** start of Supplied entries **

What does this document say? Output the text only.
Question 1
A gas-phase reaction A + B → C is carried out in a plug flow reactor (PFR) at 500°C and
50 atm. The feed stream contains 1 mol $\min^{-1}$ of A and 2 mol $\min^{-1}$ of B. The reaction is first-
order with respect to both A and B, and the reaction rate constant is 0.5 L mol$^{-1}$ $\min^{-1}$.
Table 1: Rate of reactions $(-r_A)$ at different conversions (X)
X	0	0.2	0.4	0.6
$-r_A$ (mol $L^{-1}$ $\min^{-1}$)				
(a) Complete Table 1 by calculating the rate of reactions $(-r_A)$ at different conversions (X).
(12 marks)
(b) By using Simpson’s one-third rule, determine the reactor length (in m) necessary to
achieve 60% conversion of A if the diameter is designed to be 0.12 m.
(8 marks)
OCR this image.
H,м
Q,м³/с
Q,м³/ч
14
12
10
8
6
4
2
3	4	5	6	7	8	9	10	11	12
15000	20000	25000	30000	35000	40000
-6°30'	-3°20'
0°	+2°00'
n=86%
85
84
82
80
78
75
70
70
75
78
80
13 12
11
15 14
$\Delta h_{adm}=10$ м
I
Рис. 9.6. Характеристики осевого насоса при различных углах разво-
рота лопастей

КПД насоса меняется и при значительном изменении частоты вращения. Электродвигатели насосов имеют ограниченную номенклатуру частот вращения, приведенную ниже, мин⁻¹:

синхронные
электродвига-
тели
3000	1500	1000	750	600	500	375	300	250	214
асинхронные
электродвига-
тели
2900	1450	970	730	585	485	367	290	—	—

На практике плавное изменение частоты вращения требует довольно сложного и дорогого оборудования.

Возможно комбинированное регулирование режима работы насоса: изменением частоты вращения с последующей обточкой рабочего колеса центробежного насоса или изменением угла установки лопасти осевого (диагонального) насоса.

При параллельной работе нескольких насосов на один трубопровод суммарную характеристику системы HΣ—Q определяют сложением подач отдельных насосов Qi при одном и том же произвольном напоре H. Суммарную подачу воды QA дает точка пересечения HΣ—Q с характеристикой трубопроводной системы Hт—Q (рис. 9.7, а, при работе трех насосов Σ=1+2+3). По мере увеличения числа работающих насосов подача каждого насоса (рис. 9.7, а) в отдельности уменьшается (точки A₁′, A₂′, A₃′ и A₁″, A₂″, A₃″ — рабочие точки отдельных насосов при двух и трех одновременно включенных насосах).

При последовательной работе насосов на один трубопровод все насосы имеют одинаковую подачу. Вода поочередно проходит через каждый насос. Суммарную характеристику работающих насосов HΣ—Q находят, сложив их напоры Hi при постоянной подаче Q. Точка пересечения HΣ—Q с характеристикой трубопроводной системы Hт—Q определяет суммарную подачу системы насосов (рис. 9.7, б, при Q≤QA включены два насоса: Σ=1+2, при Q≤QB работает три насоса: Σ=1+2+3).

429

** end of Supplied entries **

▸ **Exercise description**:
From the material above, gather all lines that include the string "reactions" and copy them.

▸ **Result of this task**:
Table 1: Rate of reactions $(-r_A)$ at different conversions (X)
(a) Complete Table 1 by calculating the rate of reactions $(-r_A)$ at different conversions (X).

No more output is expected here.